→ Given passage

As arr[0] matches itself and arr[1] , count returns 2 .

We subtract 1 to obtain the number of matches with other elements of arr .

add_counts

h = arr[0]
n = count_matches(arr, key_matches, h)
  #=> 1
s = n.to_s
  #=> "1"
h.merge(match: s)
  #=> {:country=>"Portugal", :rating1=>"Great", :rating2=>"Average",
  #    :city1=>"Lisbon", :city2=>"Porto", :match=>"1"}

h = arr[1]
n = count_matches(arr, key_matches, h)
  #=> 2
s = n.to_s
  #=> "2"
h.merge(match: s)
  #=> {:country=>"USA", :rating1=>"Good", :rating2=>"Great",
  #    :city1=>"NYC", :city2=>"Birmingham", :match=>"2"}

h = arr[2]
n = count_matches(arr, key_matches, h)

→ Stated task
How would you shorten the paragraph in the code walkthrough that starts "We subtract 1" while keeping its main facts?

Records from a data source
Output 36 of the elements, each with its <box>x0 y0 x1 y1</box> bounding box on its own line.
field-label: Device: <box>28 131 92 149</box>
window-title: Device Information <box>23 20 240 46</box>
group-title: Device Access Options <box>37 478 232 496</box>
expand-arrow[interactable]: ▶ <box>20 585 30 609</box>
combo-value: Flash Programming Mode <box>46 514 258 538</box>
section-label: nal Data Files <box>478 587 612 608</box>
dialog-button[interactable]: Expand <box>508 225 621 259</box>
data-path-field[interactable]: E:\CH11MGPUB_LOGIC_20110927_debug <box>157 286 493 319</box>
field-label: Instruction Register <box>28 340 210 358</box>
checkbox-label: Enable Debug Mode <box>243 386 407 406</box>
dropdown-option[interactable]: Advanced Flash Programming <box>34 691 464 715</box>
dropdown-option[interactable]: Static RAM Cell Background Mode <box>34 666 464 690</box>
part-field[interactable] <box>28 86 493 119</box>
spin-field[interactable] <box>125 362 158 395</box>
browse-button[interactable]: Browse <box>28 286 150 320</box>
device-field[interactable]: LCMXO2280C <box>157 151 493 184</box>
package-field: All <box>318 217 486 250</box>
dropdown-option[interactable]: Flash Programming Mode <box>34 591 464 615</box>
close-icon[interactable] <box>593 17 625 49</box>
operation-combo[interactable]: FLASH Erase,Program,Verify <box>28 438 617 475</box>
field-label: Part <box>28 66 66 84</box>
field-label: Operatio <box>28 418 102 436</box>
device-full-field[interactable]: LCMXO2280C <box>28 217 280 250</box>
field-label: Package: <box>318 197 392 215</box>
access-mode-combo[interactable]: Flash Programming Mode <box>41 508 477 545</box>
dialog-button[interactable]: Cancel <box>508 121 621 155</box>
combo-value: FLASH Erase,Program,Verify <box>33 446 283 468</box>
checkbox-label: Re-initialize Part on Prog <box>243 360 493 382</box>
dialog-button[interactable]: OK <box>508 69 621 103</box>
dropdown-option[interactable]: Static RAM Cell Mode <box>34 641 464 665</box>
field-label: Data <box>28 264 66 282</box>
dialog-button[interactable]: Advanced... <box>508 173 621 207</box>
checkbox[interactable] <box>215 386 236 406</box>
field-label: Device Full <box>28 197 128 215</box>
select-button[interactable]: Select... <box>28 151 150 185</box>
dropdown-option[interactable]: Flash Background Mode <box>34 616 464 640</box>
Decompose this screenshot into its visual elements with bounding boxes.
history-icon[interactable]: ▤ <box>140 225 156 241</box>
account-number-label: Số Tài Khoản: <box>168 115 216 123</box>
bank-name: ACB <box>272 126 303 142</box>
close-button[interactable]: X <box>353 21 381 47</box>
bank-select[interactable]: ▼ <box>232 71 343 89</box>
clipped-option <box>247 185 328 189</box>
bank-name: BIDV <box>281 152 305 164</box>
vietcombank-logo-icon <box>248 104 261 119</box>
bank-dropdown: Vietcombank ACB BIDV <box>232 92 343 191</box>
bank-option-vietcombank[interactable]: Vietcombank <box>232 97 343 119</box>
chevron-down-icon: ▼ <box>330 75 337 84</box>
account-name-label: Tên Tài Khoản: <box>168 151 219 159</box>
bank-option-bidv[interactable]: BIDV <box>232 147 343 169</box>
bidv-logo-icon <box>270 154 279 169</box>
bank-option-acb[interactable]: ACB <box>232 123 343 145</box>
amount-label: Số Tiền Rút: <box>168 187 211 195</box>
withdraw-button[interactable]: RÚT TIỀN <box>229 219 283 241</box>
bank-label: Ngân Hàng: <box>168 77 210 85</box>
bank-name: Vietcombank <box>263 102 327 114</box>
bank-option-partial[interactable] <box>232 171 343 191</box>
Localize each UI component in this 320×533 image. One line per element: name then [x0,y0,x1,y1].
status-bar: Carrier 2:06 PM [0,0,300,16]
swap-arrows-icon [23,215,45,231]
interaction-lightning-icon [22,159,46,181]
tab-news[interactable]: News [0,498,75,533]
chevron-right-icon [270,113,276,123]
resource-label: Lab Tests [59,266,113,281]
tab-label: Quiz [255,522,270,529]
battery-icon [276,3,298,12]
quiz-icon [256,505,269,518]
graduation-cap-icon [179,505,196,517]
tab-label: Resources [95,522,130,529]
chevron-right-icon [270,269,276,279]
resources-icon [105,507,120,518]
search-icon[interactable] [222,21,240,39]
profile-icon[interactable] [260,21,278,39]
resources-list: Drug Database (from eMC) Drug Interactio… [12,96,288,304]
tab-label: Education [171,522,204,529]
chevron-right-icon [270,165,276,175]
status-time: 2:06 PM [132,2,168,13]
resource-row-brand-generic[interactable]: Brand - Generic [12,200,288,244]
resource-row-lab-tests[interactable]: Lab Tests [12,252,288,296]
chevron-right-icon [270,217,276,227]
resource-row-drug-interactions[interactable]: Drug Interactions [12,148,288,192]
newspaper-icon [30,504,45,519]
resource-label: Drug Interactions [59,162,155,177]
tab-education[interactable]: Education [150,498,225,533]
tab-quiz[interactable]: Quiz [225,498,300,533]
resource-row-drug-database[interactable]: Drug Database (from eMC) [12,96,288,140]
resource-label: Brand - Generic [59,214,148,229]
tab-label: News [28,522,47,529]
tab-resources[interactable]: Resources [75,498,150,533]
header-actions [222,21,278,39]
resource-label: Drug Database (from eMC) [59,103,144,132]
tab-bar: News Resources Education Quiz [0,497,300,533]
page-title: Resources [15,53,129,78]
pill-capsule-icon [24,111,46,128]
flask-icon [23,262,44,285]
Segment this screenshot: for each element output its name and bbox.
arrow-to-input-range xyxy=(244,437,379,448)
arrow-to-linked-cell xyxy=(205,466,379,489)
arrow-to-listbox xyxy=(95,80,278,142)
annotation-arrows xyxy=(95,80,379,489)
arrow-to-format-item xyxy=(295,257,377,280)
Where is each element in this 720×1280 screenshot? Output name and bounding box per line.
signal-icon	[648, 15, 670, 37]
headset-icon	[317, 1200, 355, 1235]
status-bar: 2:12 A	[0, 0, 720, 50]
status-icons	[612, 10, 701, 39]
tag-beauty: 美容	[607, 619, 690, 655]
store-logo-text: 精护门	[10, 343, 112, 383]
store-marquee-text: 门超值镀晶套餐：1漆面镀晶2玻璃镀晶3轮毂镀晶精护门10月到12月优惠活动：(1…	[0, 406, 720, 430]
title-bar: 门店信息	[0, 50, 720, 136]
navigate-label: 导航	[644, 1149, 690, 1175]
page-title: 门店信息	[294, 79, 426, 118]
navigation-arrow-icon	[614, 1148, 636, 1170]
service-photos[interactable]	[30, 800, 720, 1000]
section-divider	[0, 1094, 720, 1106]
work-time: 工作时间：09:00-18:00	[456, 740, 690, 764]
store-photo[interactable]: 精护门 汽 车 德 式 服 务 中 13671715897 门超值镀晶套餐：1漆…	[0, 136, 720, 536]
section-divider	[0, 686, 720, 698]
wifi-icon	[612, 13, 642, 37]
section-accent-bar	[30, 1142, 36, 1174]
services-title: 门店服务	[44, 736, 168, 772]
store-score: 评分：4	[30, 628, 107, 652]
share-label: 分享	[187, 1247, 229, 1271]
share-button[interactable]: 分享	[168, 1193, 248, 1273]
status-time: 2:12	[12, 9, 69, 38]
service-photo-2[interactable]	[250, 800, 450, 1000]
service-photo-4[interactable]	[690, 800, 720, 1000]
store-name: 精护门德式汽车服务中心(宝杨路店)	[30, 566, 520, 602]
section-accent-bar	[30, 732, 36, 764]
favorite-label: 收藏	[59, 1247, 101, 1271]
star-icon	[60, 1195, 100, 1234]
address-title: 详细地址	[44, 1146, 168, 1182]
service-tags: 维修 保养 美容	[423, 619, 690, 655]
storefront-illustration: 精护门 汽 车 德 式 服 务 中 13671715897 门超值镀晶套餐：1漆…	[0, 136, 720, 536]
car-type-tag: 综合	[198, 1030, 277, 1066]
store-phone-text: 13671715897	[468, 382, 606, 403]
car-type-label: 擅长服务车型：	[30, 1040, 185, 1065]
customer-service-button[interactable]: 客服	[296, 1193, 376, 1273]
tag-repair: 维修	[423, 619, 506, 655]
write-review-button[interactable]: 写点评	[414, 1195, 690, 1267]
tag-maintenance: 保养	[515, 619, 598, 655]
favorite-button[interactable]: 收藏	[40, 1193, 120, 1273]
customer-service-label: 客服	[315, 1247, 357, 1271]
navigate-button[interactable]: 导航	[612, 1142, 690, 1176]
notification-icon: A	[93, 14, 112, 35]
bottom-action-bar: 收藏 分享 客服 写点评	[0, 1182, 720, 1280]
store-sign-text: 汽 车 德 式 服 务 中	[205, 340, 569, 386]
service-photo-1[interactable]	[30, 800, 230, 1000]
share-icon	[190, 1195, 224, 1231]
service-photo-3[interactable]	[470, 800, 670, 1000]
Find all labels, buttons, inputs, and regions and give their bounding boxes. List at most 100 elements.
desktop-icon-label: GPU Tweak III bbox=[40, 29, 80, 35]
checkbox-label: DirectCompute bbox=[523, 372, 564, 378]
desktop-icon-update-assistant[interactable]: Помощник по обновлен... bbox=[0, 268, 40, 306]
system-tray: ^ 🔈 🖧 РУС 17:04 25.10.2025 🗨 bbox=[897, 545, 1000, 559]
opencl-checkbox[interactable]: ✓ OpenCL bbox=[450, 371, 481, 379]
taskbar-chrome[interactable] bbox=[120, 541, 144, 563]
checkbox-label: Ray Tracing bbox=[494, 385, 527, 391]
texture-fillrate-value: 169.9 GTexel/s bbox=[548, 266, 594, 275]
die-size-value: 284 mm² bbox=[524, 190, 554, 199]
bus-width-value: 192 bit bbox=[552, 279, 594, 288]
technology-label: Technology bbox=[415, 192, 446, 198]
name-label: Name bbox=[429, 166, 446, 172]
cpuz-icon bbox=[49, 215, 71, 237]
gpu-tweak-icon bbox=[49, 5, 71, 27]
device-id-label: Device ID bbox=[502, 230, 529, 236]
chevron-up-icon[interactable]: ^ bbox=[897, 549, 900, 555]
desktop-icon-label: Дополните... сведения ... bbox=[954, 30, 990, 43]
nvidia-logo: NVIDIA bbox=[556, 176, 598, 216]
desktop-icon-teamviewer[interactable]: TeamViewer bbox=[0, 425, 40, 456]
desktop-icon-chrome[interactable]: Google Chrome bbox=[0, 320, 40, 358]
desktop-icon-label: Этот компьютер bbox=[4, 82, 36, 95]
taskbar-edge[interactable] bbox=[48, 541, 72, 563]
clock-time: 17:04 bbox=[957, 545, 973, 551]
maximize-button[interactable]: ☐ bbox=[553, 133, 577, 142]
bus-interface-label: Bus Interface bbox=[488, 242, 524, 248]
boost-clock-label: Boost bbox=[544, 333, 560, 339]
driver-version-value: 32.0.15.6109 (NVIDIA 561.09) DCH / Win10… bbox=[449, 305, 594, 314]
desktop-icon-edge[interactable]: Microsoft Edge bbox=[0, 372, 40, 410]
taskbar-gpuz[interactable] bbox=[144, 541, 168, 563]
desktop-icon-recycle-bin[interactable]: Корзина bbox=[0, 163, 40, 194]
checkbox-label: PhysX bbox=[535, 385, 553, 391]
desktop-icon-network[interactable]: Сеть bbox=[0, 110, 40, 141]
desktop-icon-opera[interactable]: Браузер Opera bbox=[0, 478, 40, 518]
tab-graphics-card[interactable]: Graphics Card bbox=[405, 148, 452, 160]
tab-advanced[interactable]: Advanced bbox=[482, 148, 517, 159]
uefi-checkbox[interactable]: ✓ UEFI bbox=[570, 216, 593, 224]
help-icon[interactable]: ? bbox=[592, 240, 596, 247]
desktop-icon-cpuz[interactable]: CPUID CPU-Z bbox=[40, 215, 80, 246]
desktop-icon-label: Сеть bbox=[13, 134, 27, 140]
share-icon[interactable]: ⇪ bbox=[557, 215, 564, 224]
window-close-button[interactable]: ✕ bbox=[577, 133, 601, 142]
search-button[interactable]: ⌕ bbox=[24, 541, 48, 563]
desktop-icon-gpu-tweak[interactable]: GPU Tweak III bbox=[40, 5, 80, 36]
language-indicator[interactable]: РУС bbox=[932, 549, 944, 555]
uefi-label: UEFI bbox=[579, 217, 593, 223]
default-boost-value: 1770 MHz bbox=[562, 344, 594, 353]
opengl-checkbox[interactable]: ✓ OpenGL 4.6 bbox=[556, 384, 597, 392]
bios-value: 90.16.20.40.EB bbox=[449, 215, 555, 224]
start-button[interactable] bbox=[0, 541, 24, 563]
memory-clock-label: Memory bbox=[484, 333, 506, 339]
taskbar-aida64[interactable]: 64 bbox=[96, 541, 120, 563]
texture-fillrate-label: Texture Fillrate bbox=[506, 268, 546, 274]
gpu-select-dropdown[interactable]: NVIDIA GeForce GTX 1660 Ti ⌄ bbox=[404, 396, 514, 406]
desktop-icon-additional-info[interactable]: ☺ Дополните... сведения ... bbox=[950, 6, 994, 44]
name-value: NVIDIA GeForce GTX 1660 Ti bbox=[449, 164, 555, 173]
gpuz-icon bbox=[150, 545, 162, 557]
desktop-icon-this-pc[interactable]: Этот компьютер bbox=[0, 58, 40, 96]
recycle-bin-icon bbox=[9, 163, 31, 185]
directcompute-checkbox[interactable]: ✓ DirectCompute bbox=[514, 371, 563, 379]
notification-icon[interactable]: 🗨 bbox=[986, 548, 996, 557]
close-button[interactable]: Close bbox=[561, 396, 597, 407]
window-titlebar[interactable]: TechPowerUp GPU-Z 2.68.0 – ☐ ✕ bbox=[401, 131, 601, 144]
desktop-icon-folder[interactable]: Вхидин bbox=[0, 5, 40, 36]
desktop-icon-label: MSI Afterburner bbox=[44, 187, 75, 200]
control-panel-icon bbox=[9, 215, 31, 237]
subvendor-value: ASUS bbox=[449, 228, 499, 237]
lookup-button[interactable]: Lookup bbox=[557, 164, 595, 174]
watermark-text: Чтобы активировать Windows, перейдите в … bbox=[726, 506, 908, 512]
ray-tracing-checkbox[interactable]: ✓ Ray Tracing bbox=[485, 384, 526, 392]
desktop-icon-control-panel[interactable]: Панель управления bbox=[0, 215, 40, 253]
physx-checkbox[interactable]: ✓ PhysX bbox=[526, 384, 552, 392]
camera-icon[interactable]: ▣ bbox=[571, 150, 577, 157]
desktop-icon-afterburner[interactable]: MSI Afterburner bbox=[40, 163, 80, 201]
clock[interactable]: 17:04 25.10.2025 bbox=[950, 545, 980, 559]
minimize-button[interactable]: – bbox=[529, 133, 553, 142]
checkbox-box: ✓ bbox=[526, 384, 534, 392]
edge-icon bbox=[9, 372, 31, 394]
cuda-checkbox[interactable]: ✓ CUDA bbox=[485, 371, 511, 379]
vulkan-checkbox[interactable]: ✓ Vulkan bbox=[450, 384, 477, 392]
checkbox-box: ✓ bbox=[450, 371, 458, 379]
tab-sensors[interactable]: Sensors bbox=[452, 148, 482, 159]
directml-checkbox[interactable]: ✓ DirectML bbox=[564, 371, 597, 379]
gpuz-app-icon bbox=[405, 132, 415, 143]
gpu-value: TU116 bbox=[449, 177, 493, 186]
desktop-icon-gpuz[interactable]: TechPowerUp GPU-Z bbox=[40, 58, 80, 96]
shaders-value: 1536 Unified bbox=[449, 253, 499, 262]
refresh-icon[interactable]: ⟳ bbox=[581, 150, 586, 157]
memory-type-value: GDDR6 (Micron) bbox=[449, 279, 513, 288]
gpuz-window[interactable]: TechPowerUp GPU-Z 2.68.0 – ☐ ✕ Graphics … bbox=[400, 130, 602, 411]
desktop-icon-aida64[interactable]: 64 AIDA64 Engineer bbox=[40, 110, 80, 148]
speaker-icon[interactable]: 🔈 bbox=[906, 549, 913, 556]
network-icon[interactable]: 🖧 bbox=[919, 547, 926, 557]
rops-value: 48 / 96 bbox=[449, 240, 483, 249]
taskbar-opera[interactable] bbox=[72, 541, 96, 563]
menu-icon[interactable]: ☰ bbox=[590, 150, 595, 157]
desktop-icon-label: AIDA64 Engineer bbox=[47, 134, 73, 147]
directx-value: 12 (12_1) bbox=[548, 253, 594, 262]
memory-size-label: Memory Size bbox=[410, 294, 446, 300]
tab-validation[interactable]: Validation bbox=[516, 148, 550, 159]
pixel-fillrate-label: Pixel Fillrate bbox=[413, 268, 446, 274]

→ The output
Subtracting 1 gives the count of matches with the other elements of arr.